PROBLEM TO SOLVE: Copy every line of the entries below word for word, leaving out the pictures.

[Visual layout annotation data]
|---|
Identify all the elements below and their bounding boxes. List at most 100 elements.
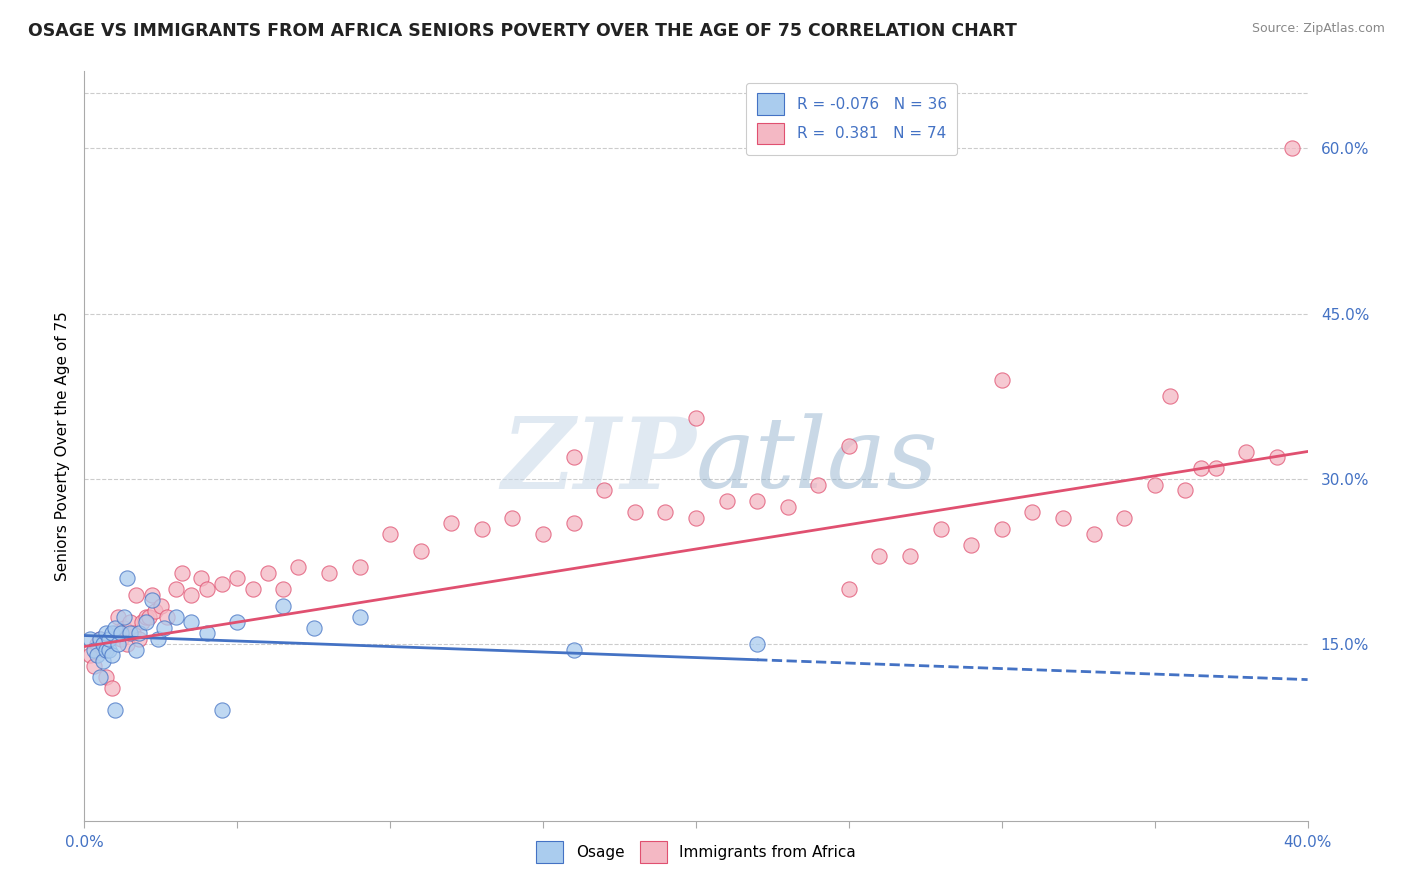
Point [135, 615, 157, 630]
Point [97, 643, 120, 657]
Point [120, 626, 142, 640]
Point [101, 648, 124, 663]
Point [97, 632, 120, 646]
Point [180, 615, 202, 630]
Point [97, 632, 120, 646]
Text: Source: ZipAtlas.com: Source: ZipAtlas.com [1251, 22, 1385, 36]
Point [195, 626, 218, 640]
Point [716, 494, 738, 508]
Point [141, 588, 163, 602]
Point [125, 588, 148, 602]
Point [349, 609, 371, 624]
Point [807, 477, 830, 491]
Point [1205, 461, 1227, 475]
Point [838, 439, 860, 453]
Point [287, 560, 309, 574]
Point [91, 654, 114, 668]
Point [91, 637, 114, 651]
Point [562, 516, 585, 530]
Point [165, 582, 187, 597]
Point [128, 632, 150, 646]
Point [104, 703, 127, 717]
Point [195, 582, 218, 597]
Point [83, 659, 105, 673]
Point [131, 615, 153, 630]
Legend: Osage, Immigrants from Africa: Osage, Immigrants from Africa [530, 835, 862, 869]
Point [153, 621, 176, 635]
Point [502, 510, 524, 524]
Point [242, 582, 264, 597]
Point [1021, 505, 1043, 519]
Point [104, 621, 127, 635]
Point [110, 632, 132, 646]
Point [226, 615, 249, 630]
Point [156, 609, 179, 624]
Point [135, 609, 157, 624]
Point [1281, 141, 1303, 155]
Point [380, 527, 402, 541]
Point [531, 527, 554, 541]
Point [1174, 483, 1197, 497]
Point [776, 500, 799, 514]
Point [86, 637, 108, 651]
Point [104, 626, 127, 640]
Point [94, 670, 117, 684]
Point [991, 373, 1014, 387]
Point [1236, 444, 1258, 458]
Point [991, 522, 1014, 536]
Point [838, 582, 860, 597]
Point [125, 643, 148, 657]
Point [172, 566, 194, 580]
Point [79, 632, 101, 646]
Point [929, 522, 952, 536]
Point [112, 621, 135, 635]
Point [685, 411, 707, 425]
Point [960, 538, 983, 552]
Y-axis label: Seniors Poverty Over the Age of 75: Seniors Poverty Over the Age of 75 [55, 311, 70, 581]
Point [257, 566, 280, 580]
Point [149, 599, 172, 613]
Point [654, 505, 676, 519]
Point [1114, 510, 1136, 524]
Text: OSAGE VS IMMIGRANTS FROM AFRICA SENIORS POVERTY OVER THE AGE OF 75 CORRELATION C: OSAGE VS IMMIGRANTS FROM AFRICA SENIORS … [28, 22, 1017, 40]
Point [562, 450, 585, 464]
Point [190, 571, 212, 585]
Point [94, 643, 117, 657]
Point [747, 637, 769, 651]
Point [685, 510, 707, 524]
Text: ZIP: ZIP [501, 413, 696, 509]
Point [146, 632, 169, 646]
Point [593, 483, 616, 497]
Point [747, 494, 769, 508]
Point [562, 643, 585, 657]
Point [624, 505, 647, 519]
|---|
WORKED ANSWER:
Identify all the elements below and their bounding boxes. List at most 100 elements.
Point [135, 615, 157, 630]
Point [97, 643, 120, 657]
Point [120, 626, 142, 640]
Point [101, 648, 124, 663]
Point [97, 632, 120, 646]
Point [180, 615, 202, 630]
Point [97, 632, 120, 646]
Text: Source: ZipAtlas.com: Source: ZipAtlas.com [1251, 22, 1385, 36]
Point [195, 626, 218, 640]
Point [716, 494, 738, 508]
Point [141, 588, 163, 602]
Point [125, 588, 148, 602]
Point [349, 609, 371, 624]
Point [807, 477, 830, 491]
Point [1205, 461, 1227, 475]
Point [838, 439, 860, 453]
Point [287, 560, 309, 574]
Point [91, 654, 114, 668]
Point [91, 637, 114, 651]
Point [562, 516, 585, 530]
Point [165, 582, 187, 597]
Point [128, 632, 150, 646]
Point [104, 703, 127, 717]
Point [195, 582, 218, 597]
Point [83, 659, 105, 673]
Point [131, 615, 153, 630]
Legend: Osage, Immigrants from Africa: Osage, Immigrants from Africa [530, 835, 862, 869]
Point [153, 621, 176, 635]
Point [502, 510, 524, 524]
Point [242, 582, 264, 597]
Point [1021, 505, 1043, 519]
Point [104, 621, 127, 635]
Point [110, 632, 132, 646]
Point [226, 615, 249, 630]
Point [156, 609, 179, 624]
Point [135, 609, 157, 624]
Point [1281, 141, 1303, 155]
Point [380, 527, 402, 541]
Point [531, 527, 554, 541]
Point [1174, 483, 1197, 497]
Point [776, 500, 799, 514]
Point [86, 637, 108, 651]
Point [104, 626, 127, 640]
Point [94, 670, 117, 684]
Point [991, 373, 1014, 387]
Point [1236, 444, 1258, 458]
Point [991, 522, 1014, 536]
Point [838, 582, 860, 597]
Point [125, 643, 148, 657]
Point [172, 566, 194, 580]
Point [79, 632, 101, 646]
Point [929, 522, 952, 536]
Point [112, 621, 135, 635]
Point [685, 411, 707, 425]
Point [960, 538, 983, 552]
Y-axis label: Seniors Poverty Over the Age of 75: Seniors Poverty Over the Age of 75 [55, 311, 70, 581]
Point [257, 566, 280, 580]
Point [149, 599, 172, 613]
Point [654, 505, 676, 519]
Point [1114, 510, 1136, 524]
Text: OSAGE VS IMMIGRANTS FROM AFRICA SENIORS POVERTY OVER THE AGE OF 75 CORRELATION C: OSAGE VS IMMIGRANTS FROM AFRICA SENIORS … [28, 22, 1017, 40]
Point [562, 450, 585, 464]
Point [190, 571, 212, 585]
Point [94, 643, 117, 657]
Point [747, 637, 769, 651]
Point [685, 510, 707, 524]
Text: ZIP: ZIP [501, 413, 696, 509]
Point [146, 632, 169, 646]
Point [593, 483, 616, 497]
Point [747, 494, 769, 508]
Point [562, 643, 585, 657]
Point [624, 505, 647, 519]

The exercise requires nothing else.